Task description: Give an exact transcription of every line, dropping the images.

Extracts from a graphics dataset
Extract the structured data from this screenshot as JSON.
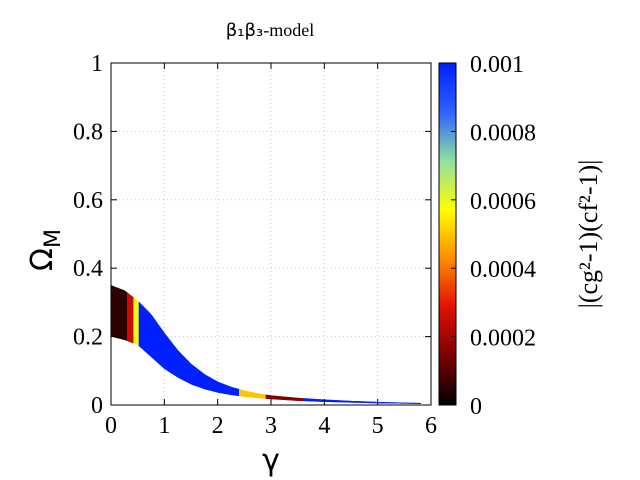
{
  "chart_data": {
    "type": "heatmap",
    "title_sym": "β₁β₃",
    "title_rest": "-model",
    "xlabel": "γ",
    "ylabel_main": "Ω",
    "ylabel_sub": "M",
    "xlim": [
      0,
      6
    ],
    "ylim": [
      0,
      1
    ],
    "xticks": [
      0,
      1,
      2,
      3,
      4,
      5,
      6
    ],
    "yticks": [
      0,
      0.2,
      0.4,
      0.6,
      0.8,
      1
    ],
    "ytick_labels": [
      "0",
      "0.2",
      "0.4",
      "0.6",
      "0.8",
      "1"
    ],
    "grid": true,
    "colorbar": {
      "label": "|(cg²-1)(cf²-1)|",
      "ticks": [
        0,
        0.0002,
        0.0004,
        0.0006,
        0.0008,
        0.001
      ],
      "tick_labels": [
        "0",
        "0.0002",
        "0.0004",
        "0.0006",
        "0.0008",
        "0.001"
      ],
      "range": [
        0,
        0.001
      ],
      "colors": [
        "#000000",
        "#7a0000",
        "#e01000",
        "#ff8c00",
        "#ffff00",
        "#8fe0a0",
        "#3060ff",
        "#0020ff"
      ]
    },
    "band": {
      "gamma": [
        0,
        0.25,
        0.5,
        0.75,
        1,
        1.25,
        1.5,
        1.75,
        2,
        2.25,
        2.5,
        2.75,
        3,
        3.5,
        4,
        4.5,
        5,
        5.5,
        5.8
      ],
      "omega_upper": [
        0.35,
        0.335,
        0.305,
        0.265,
        0.21,
        0.16,
        0.12,
        0.09,
        0.068,
        0.053,
        0.042,
        0.034,
        0.028,
        0.021,
        0.016,
        0.012,
        0.009,
        0.007,
        0.006
      ],
      "omega_lower": [
        0.2,
        0.19,
        0.175,
        0.14,
        0.105,
        0.08,
        0.06,
        0.046,
        0.036,
        0.029,
        0.024,
        0.02,
        0.017,
        0.012,
        0.009,
        0.007,
        0.005,
        0.004,
        0.003
      ]
    },
    "value_regions": [
      {
        "gamma_range": [
          0,
          0.3
        ],
        "value": 5e-05
      },
      {
        "gamma_range": [
          0.3,
          0.42
        ],
        "value": 0.00025
      },
      {
        "gamma_range": [
          0.42,
          0.52
        ],
        "value": 0.0006
      },
      {
        "gamma_range": [
          0.52,
          2.4
        ],
        "value": 0.001
      },
      {
        "gamma_range": [
          2.4,
          2.9
        ],
        "value": 0.0005
      },
      {
        "gamma_range": [
          2.9,
          3.6
        ],
        "value": 0.00015
      },
      {
        "gamma_range": [
          3.6,
          5.8
        ],
        "value": 0.001
      }
    ]
  }
}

Result:
Extract the structured data from this screenshot as JSON.
{
  "chart_data": {
    "type": "heatmap",
    "title_sym": "β₁β₃",
    "title_rest": "-model",
    "xlabel": "γ",
    "ylabel_main": "Ω",
    "ylabel_sub": "M",
    "xlim": [
      0,
      6
    ],
    "ylim": [
      0,
      1
    ],
    "xticks": [
      0,
      1,
      2,
      3,
      4,
      5,
      6
    ],
    "yticks": [
      0,
      0.2,
      0.4,
      0.6,
      0.8,
      1
    ],
    "ytick_labels": [
      "0",
      "0.2",
      "0.4",
      "0.6",
      "0.8",
      "1"
    ],
    "grid": true,
    "colorbar": {
      "label": "|(cg²-1)(cf²-1)|",
      "ticks": [
        0,
        0.0002,
        0.0004,
        0.0006,
        0.0008,
        0.001
      ],
      "tick_labels": [
        "0",
        "0.0002",
        "0.0004",
        "0.0006",
        "0.0008",
        "0.001"
      ],
      "range": [
        0,
        0.001
      ],
      "colors": [
        "#000000",
        "#7a0000",
        "#e01000",
        "#ff8c00",
        "#ffff00",
        "#8fe0a0",
        "#3060ff",
        "#0020ff"
      ]
    },
    "band": {
      "gamma": [
        0,
        0.25,
        0.5,
        0.75,
        1,
        1.25,
        1.5,
        1.75,
        2,
        2.25,
        2.5,
        2.75,
        3,
        3.5,
        4,
        4.5,
        5,
        5.5,
        5.8
      ],
      "omega_upper": [
        0.35,
        0.335,
        0.305,
        0.265,
        0.21,
        0.16,
        0.12,
        0.09,
        0.068,
        0.053,
        0.042,
        0.034,
        0.028,
        0.021,
        0.016,
        0.012,
        0.009,
        0.007,
        0.006
      ],
      "omega_lower": [
        0.2,
        0.19,
        0.175,
        0.14,
        0.105,
        0.08,
        0.06,
        0.046,
        0.036,
        0.029,
        0.024,
        0.02,
        0.017,
        0.012,
        0.009,
        0.007,
        0.005,
        0.004,
        0.003
      ]
    },
    "value_regions": [
      {
        "gamma_range": [
          0,
          0.3
        ],
        "value": 5e-05
      },
      {
        "gamma_range": [
          0.3,
          0.42
        ],
        "value": 0.00025
      },
      {
        "gamma_range": [
          0.42,
          0.52
        ],
        "value": 0.0006
      },
      {
        "gamma_range": [
          0.52,
          2.4
        ],
        "value": 0.001
      },
      {
        "gamma_range": [
          2.4,
          2.9
        ],
        "value": 0.0005
      },
      {
        "gamma_range": [
          2.9,
          3.6
        ],
        "value": 0.00015
      },
      {
        "gamma_range": [
          3.6,
          5.8
        ],
        "value": 0.001
      }
    ]
  }
}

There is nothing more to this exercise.